BEGIN DATA SHOWN

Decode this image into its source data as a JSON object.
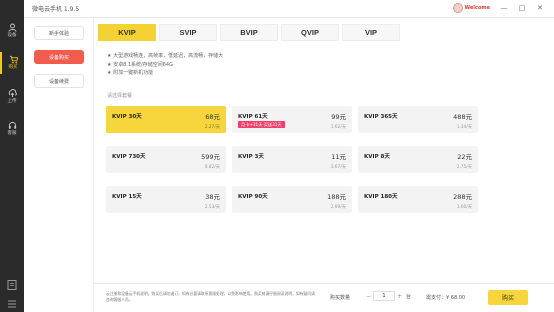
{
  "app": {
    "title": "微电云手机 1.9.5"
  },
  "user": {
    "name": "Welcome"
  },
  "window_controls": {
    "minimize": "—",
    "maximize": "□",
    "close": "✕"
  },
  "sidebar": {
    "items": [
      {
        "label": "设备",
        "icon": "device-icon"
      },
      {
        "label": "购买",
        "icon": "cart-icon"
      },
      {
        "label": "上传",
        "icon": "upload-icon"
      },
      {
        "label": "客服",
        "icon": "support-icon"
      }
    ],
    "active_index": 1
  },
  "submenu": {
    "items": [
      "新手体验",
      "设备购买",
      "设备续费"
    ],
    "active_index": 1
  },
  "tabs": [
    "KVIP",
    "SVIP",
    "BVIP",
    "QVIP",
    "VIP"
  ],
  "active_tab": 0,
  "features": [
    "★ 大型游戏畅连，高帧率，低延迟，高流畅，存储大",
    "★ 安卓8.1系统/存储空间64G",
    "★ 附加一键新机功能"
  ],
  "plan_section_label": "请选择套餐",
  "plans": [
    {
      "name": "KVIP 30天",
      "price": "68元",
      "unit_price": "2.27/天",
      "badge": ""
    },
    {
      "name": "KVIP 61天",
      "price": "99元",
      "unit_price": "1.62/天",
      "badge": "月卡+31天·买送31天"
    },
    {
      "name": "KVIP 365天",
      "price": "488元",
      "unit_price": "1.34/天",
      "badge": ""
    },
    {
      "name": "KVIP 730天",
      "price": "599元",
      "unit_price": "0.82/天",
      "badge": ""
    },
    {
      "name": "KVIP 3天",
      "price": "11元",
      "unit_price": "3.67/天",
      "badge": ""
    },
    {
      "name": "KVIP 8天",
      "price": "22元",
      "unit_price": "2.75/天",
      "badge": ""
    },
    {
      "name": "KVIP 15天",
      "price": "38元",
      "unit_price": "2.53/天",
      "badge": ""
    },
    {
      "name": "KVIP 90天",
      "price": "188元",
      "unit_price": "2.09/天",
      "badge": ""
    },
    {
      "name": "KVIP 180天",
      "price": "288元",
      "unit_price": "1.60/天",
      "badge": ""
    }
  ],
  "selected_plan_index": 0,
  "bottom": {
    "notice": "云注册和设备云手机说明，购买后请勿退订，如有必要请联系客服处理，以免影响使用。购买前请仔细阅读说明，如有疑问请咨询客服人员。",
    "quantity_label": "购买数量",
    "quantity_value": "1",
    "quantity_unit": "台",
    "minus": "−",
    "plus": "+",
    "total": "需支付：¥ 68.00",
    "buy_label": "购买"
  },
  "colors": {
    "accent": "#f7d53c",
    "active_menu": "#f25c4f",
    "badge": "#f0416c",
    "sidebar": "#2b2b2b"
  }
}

END DATA SHOWN

§ TASK TO COMPLETE
Transcribe the whole listing exactly. Pictures are excluded.

§ RESPONSE
Decode this image into its source data as a JSON object.
{
  "app": {
    "title": "微电云手机 1.9.5"
  },
  "user": {
    "name": "Welcome"
  },
  "window_controls": {
    "minimize": "—",
    "maximize": "□",
    "close": "✕"
  },
  "sidebar": {
    "items": [
      {
        "label": "设备",
        "icon": "device-icon"
      },
      {
        "label": "购买",
        "icon": "cart-icon"
      },
      {
        "label": "上传",
        "icon": "upload-icon"
      },
      {
        "label": "客服",
        "icon": "support-icon"
      }
    ],
    "active_index": 1
  },
  "submenu": {
    "items": [
      "新手体验",
      "设备购买",
      "设备续费"
    ],
    "active_index": 1
  },
  "tabs": [
    "KVIP",
    "SVIP",
    "BVIP",
    "QVIP",
    "VIP"
  ],
  "active_tab": 0,
  "features": [
    "★ 大型游戏畅连，高帧率，低延迟，高流畅，存储大",
    "★ 安卓8.1系统/存储空间64G",
    "★ 附加一键新机功能"
  ],
  "plan_section_label": "请选择套餐",
  "plans": [
    {
      "name": "KVIP 30天",
      "price": "68元",
      "unit_price": "2.27/天",
      "badge": ""
    },
    {
      "name": "KVIP 61天",
      "price": "99元",
      "unit_price": "1.62/天",
      "badge": "月卡+31天·买送31天"
    },
    {
      "name": "KVIP 365天",
      "price": "488元",
      "unit_price": "1.34/天",
      "badge": ""
    },
    {
      "name": "KVIP 730天",
      "price": "599元",
      "unit_price": "0.82/天",
      "badge": ""
    },
    {
      "name": "KVIP 3天",
      "price": "11元",
      "unit_price": "3.67/天",
      "badge": ""
    },
    {
      "name": "KVIP 8天",
      "price": "22元",
      "unit_price": "2.75/天",
      "badge": ""
    },
    {
      "name": "KVIP 15天",
      "price": "38元",
      "unit_price": "2.53/天",
      "badge": ""
    },
    {
      "name": "KVIP 90天",
      "price": "188元",
      "unit_price": "2.09/天",
      "badge": ""
    },
    {
      "name": "KVIP 180天",
      "price": "288元",
      "unit_price": "1.60/天",
      "badge": ""
    }
  ],
  "selected_plan_index": 0,
  "bottom": {
    "notice": "云注册和设备云手机说明，购买后请勿退订，如有必要请联系客服处理，以免影响使用。购买前请仔细阅读说明，如有疑问请咨询客服人员。",
    "quantity_label": "购买数量",
    "quantity_value": "1",
    "quantity_unit": "台",
    "minus": "−",
    "plus": "+",
    "total": "需支付：¥ 68.00",
    "buy_label": "购买"
  },
  "colors": {
    "accent": "#f7d53c",
    "active_menu": "#f25c4f",
    "badge": "#f0416c",
    "sidebar": "#2b2b2b"
  }
}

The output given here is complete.